Instructions to follow :: Extract each line of the material that follows exactly and omit its pictures.
╭─ Data for processing
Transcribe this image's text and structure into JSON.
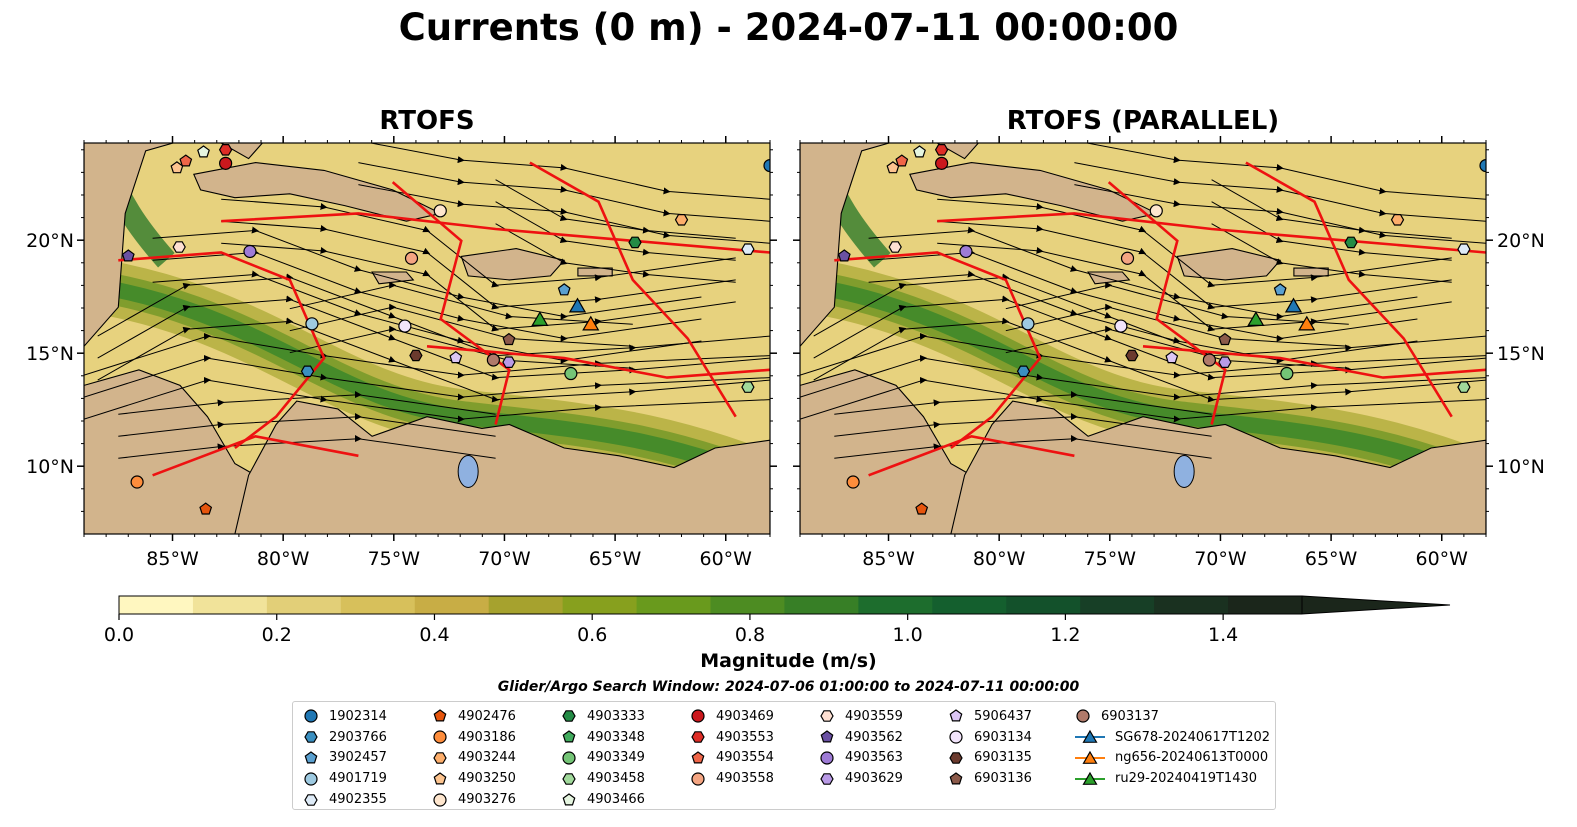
{
  "title": "Currents (0 m) - 2024-07-11 00:00:00",
  "maps": [
    {
      "title": "RTOFS"
    },
    {
      "title": "RTOFS (PARALLEL)"
    }
  ],
  "axes": {
    "lon_range": [
      -89,
      -58
    ],
    "lat_range": [
      7,
      24.3
    ],
    "lon_ticks": [
      {
        "value": -85,
        "label": "85°W"
      },
      {
        "value": -80,
        "label": "80°W"
      },
      {
        "value": -75,
        "label": "75°W"
      },
      {
        "value": -70,
        "label": "70°W"
      },
      {
        "value": -65,
        "label": "65°W"
      },
      {
        "value": -60,
        "label": "60°W"
      }
    ],
    "lat_ticks": [
      {
        "value": 20,
        "label": "20°N"
      },
      {
        "value": 15,
        "label": "15°N"
      },
      {
        "value": 10,
        "label": "10°N"
      }
    ]
  },
  "colorbar": {
    "label": "Magnitude (m/s)",
    "min": 0.0,
    "max": 1.5,
    "extend": "max",
    "tick_values": [
      0.0,
      0.2,
      0.4,
      0.6,
      0.8,
      1.0,
      1.2,
      1.4
    ],
    "tick_labels": [
      "0.0",
      "0.2",
      "0.4",
      "0.6",
      "0.8",
      "1.0",
      "1.2",
      "1.4"
    ],
    "colors": [
      "#fff7c0",
      "#f1e39a",
      "#e2cf78",
      "#d7c05b",
      "#c8ad45",
      "#a6a22e",
      "#87a01e",
      "#699a1d",
      "#4d8c22",
      "#377f26",
      "#1d6d2d",
      "#145f2e",
      "#13512b",
      "#173f26",
      "#1a3120",
      "#1b261b"
    ]
  },
  "search_window": "Glider/Argo Search Window: 2024-07-06 01:00:00 to 2024-07-11 00:00:00",
  "legend": [
    {
      "label": "1902314",
      "color": "#1f77b4",
      "marker": "circle"
    },
    {
      "label": "2903766",
      "color": "#3a8fc0",
      "marker": "hexagon"
    },
    {
      "label": "3902457",
      "color": "#5aa0d0",
      "marker": "pentagon"
    },
    {
      "label": "4901719",
      "color": "#9ecae1",
      "marker": "circle"
    },
    {
      "label": "4902355",
      "color": "#deebf7",
      "marker": "hexagon"
    },
    {
      "label": "4902476",
      "color": "#e6550d",
      "marker": "pentagon"
    },
    {
      "label": "4903186",
      "color": "#fd8d3c",
      "marker": "circle"
    },
    {
      "label": "4903244",
      "color": "#fdae6b",
      "marker": "hexagon"
    },
    {
      "label": "4903250",
      "color": "#fdc48f",
      "marker": "pentagon"
    },
    {
      "label": "4903276",
      "color": "#fee6ce",
      "marker": "circle"
    },
    {
      "label": "4903333",
      "color": "#238b45",
      "marker": "hexagon"
    },
    {
      "label": "4903348",
      "color": "#41ab5d",
      "marker": "pentagon"
    },
    {
      "label": "4903349",
      "color": "#74c476",
      "marker": "circle"
    },
    {
      "label": "4903458",
      "color": "#a1d99b",
      "marker": "hexagon"
    },
    {
      "label": "4903466",
      "color": "#e5f5e0",
      "marker": "pentagon"
    },
    {
      "label": "4903469",
      "color": "#cb181d",
      "marker": "circle"
    },
    {
      "label": "4903553",
      "color": "#de2d26",
      "marker": "hexagon"
    },
    {
      "label": "4903554",
      "color": "#ef6548",
      "marker": "pentagon"
    },
    {
      "label": "4903558",
      "color": "#f4a582",
      "marker": "circle"
    },
    {
      "label": "4903559",
      "color": "#fee0d2",
      "marker": "hexagon"
    },
    {
      "label": "4903562",
      "color": "#6a51a3",
      "marker": "pentagon"
    },
    {
      "label": "4903563",
      "color": "#9e7bd6",
      "marker": "circle"
    },
    {
      "label": "4903629",
      "color": "#b99ae6",
      "marker": "hexagon"
    },
    {
      "label": "5906437",
      "color": "#dcc6f5",
      "marker": "pentagon"
    },
    {
      "label": "6903134",
      "color": "#f2e4fb",
      "marker": "circle"
    },
    {
      "label": "6903135",
      "color": "#6b3a2e",
      "marker": "hexagon"
    },
    {
      "label": "6903136",
      "color": "#8c5a4a",
      "marker": "pentagon"
    },
    {
      "label": "6903137",
      "color": "#b07a6a",
      "marker": "circle"
    },
    {
      "label": "SG678-20240617T1202",
      "color": "#1f77b4",
      "marker": "triangle"
    },
    {
      "label": "ng656-20240613T0000",
      "color": "#ff7f0e",
      "marker": "triangle"
    },
    {
      "label": "ru29-20240419T1430",
      "color": "#2ca02c",
      "marker": "triangle"
    }
  ],
  "map_markers": [
    {
      "id": "1902314",
      "lon": -58.0,
      "lat": 23.3
    },
    {
      "id": "4903276",
      "lon": -72.9,
      "lat": 21.3
    },
    {
      "id": "4903244",
      "lon": -62.0,
      "lat": 20.9
    },
    {
      "id": "4903333",
      "lon": -64.1,
      "lat": 19.9
    },
    {
      "id": "4902355",
      "lon": -59.0,
      "lat": 19.6
    },
    {
      "id": "4903559",
      "lon": -84.7,
      "lat": 19.7
    },
    {
      "id": "4903563",
      "lon": -81.5,
      "lat": 19.5
    },
    {
      "id": "4903562",
      "lon": -87.0,
      "lat": 19.3
    },
    {
      "id": "4903558",
      "lon": -74.2,
      "lat": 19.2
    },
    {
      "id": "3902457",
      "lon": -67.3,
      "lat": 17.8
    },
    {
      "id": "6903134",
      "lon": -74.5,
      "lat": 16.2
    },
    {
      "id": "4901719",
      "lon": -78.7,
      "lat": 16.3
    },
    {
      "id": "6903136",
      "lon": -69.8,
      "lat": 15.6
    },
    {
      "id": "6903135",
      "lon": -74.0,
      "lat": 14.9
    },
    {
      "id": "5906437",
      "lon": -72.2,
      "lat": 14.8
    },
    {
      "id": "6903137",
      "lon": -70.5,
      "lat": 14.7
    },
    {
      "id": "4903629",
      "lon": -69.8,
      "lat": 14.6
    },
    {
      "id": "2903766",
      "lon": -78.9,
      "lat": 14.2
    },
    {
      "id": "4903349",
      "lon": -67.0,
      "lat": 14.1
    },
    {
      "id": "4903458",
      "lon": -59.0,
      "lat": 13.5
    },
    {
      "id": "4903186",
      "lon": -86.6,
      "lat": 9.3
    },
    {
      "id": "4902476",
      "lon": -83.5,
      "lat": 8.1
    },
    {
      "id": "4903469",
      "lon": -82.6,
      "lat": 23.4
    },
    {
      "id": "4903553",
      "lon": -82.6,
      "lat": 24.0
    },
    {
      "id": "4903554",
      "lon": -84.4,
      "lat": 23.5
    },
    {
      "id": "4903250",
      "lon": -84.8,
      "lat": 23.2
    },
    {
      "id": "4903466",
      "lon": -83.6,
      "lat": 23.9
    },
    {
      "id": "SG678-20240617T1202",
      "lon": -66.7,
      "lat": 17.1
    },
    {
      "id": "ng656-20240613T0000",
      "lon": -66.1,
      "lat": 16.3
    },
    {
      "id": "ru29-20240419T1430",
      "lon": -68.4,
      "lat": 16.5
    }
  ]
}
╰─
Solved problem ::
Transcribe this image's text and structure into JSON.
{
  "title": "Currents (0 m) - 2024-07-11 00:00:00",
  "maps": [
    {
      "title": "RTOFS"
    },
    {
      "title": "RTOFS (PARALLEL)"
    }
  ],
  "axes": {
    "lon_range": [
      -89,
      -58
    ],
    "lat_range": [
      7,
      24.3
    ],
    "lon_ticks": [
      {
        "value": -85,
        "label": "85°W"
      },
      {
        "value": -80,
        "label": "80°W"
      },
      {
        "value": -75,
        "label": "75°W"
      },
      {
        "value": -70,
        "label": "70°W"
      },
      {
        "value": -65,
        "label": "65°W"
      },
      {
        "value": -60,
        "label": "60°W"
      }
    ],
    "lat_ticks": [
      {
        "value": 20,
        "label": "20°N"
      },
      {
        "value": 15,
        "label": "15°N"
      },
      {
        "value": 10,
        "label": "10°N"
      }
    ]
  },
  "colorbar": {
    "label": "Magnitude (m/s)",
    "min": 0.0,
    "max": 1.5,
    "extend": "max",
    "tick_values": [
      0.0,
      0.2,
      0.4,
      0.6,
      0.8,
      1.0,
      1.2,
      1.4
    ],
    "tick_labels": [
      "0.0",
      "0.2",
      "0.4",
      "0.6",
      "0.8",
      "1.0",
      "1.2",
      "1.4"
    ],
    "colors": [
      "#fff7c0",
      "#f1e39a",
      "#e2cf78",
      "#d7c05b",
      "#c8ad45",
      "#a6a22e",
      "#87a01e",
      "#699a1d",
      "#4d8c22",
      "#377f26",
      "#1d6d2d",
      "#145f2e",
      "#13512b",
      "#173f26",
      "#1a3120",
      "#1b261b"
    ]
  },
  "search_window": "Glider/Argo Search Window: 2024-07-06 01:00:00 to 2024-07-11 00:00:00",
  "legend": [
    {
      "label": "1902314",
      "color": "#1f77b4",
      "marker": "circle"
    },
    {
      "label": "2903766",
      "color": "#3a8fc0",
      "marker": "hexagon"
    },
    {
      "label": "3902457",
      "color": "#5aa0d0",
      "marker": "pentagon"
    },
    {
      "label": "4901719",
      "color": "#9ecae1",
      "marker": "circle"
    },
    {
      "label": "4902355",
      "color": "#deebf7",
      "marker": "hexagon"
    },
    {
      "label": "4902476",
      "color": "#e6550d",
      "marker": "pentagon"
    },
    {
      "label": "4903186",
      "color": "#fd8d3c",
      "marker": "circle"
    },
    {
      "label": "4903244",
      "color": "#fdae6b",
      "marker": "hexagon"
    },
    {
      "label": "4903250",
      "color": "#fdc48f",
      "marker": "pentagon"
    },
    {
      "label": "4903276",
      "color": "#fee6ce",
      "marker": "circle"
    },
    {
      "label": "4903333",
      "color": "#238b45",
      "marker": "hexagon"
    },
    {
      "label": "4903348",
      "color": "#41ab5d",
      "marker": "pentagon"
    },
    {
      "label": "4903349",
      "color": "#74c476",
      "marker": "circle"
    },
    {
      "label": "4903458",
      "color": "#a1d99b",
      "marker": "hexagon"
    },
    {
      "label": "4903466",
      "color": "#e5f5e0",
      "marker": "pentagon"
    },
    {
      "label": "4903469",
      "color": "#cb181d",
      "marker": "circle"
    },
    {
      "label": "4903553",
      "color": "#de2d26",
      "marker": "hexagon"
    },
    {
      "label": "4903554",
      "color": "#ef6548",
      "marker": "pentagon"
    },
    {
      "label": "4903558",
      "color": "#f4a582",
      "marker": "circle"
    },
    {
      "label": "4903559",
      "color": "#fee0d2",
      "marker": "hexagon"
    },
    {
      "label": "4903562",
      "color": "#6a51a3",
      "marker": "pentagon"
    },
    {
      "label": "4903563",
      "color": "#9e7bd6",
      "marker": "circle"
    },
    {
      "label": "4903629",
      "color": "#b99ae6",
      "marker": "hexagon"
    },
    {
      "label": "5906437",
      "color": "#dcc6f5",
      "marker": "pentagon"
    },
    {
      "label": "6903134",
      "color": "#f2e4fb",
      "marker": "circle"
    },
    {
      "label": "6903135",
      "color": "#6b3a2e",
      "marker": "hexagon"
    },
    {
      "label": "6903136",
      "color": "#8c5a4a",
      "marker": "pentagon"
    },
    {
      "label": "6903137",
      "color": "#b07a6a",
      "marker": "circle"
    },
    {
      "label": "SG678-20240617T1202",
      "color": "#1f77b4",
      "marker": "triangle"
    },
    {
      "label": "ng656-20240613T0000",
      "color": "#ff7f0e",
      "marker": "triangle"
    },
    {
      "label": "ru29-20240419T1430",
      "color": "#2ca02c",
      "marker": "triangle"
    }
  ],
  "map_markers": [
    {
      "id": "1902314",
      "lon": -58.0,
      "lat": 23.3
    },
    {
      "id": "4903276",
      "lon": -72.9,
      "lat": 21.3
    },
    {
      "id": "4903244",
      "lon": -62.0,
      "lat": 20.9
    },
    {
      "id": "4903333",
      "lon": -64.1,
      "lat": 19.9
    },
    {
      "id": "4902355",
      "lon": -59.0,
      "lat": 19.6
    },
    {
      "id": "4903559",
      "lon": -84.7,
      "lat": 19.7
    },
    {
      "id": "4903563",
      "lon": -81.5,
      "lat": 19.5
    },
    {
      "id": "4903562",
      "lon": -87.0,
      "lat": 19.3
    },
    {
      "id": "4903558",
      "lon": -74.2,
      "lat": 19.2
    },
    {
      "id": "3902457",
      "lon": -67.3,
      "lat": 17.8
    },
    {
      "id": "6903134",
      "lon": -74.5,
      "lat": 16.2
    },
    {
      "id": "4901719",
      "lon": -78.7,
      "lat": 16.3
    },
    {
      "id": "6903136",
      "lon": -69.8,
      "lat": 15.6
    },
    {
      "id": "6903135",
      "lon": -74.0,
      "lat": 14.9
    },
    {
      "id": "5906437",
      "lon": -72.2,
      "lat": 14.8
    },
    {
      "id": "6903137",
      "lon": -70.5,
      "lat": 14.7
    },
    {
      "id": "4903629",
      "lon": -69.8,
      "lat": 14.6
    },
    {
      "id": "2903766",
      "lon": -78.9,
      "lat": 14.2
    },
    {
      "id": "4903349",
      "lon": -67.0,
      "lat": 14.1
    },
    {
      "id": "4903458",
      "lon": -59.0,
      "lat": 13.5
    },
    {
      "id": "4903186",
      "lon": -86.6,
      "lat": 9.3
    },
    {
      "id": "4902476",
      "lon": -83.5,
      "lat": 8.1
    },
    {
      "id": "4903469",
      "lon": -82.6,
      "lat": 23.4
    },
    {
      "id": "4903553",
      "lon": -82.6,
      "lat": 24.0
    },
    {
      "id": "4903554",
      "lon": -84.4,
      "lat": 23.5
    },
    {
      "id": "4903250",
      "lon": -84.8,
      "lat": 23.2
    },
    {
      "id": "4903466",
      "lon": -83.6,
      "lat": 23.9
    },
    {
      "id": "SG678-20240617T1202",
      "lon": -66.7,
      "lat": 17.1
    },
    {
      "id": "ng656-20240613T0000",
      "lon": -66.1,
      "lat": 16.3
    },
    {
      "id": "ru29-20240419T1430",
      "lon": -68.4,
      "lat": 16.5
    }
  ]
}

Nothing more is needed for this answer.